Exercise goal: Work out how many lines of the data hold the string "this", and reply with that number alone.

Stored rows:
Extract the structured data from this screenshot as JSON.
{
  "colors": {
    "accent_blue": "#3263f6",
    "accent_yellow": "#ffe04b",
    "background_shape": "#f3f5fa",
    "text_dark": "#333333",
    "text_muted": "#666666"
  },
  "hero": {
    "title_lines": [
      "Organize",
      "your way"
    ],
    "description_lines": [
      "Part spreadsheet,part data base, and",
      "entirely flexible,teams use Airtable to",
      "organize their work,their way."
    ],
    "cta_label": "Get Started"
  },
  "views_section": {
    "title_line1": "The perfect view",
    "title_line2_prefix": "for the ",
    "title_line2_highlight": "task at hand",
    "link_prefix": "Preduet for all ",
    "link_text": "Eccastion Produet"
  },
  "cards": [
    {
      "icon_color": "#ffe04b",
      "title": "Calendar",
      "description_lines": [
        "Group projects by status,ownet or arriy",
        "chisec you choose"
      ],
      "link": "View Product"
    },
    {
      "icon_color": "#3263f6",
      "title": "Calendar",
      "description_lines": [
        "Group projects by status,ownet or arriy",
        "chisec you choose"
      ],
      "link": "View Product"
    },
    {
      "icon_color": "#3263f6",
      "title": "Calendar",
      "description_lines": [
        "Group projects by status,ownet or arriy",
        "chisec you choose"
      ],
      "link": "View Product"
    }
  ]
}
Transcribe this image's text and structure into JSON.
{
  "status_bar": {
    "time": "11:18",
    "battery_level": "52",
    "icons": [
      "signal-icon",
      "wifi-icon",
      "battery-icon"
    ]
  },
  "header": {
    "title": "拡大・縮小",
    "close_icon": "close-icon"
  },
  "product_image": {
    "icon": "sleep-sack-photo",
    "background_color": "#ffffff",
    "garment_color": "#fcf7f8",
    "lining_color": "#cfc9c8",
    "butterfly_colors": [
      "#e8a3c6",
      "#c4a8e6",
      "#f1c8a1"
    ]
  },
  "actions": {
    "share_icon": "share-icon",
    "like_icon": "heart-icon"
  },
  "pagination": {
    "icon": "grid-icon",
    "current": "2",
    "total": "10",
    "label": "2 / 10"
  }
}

Result of the exercise: 2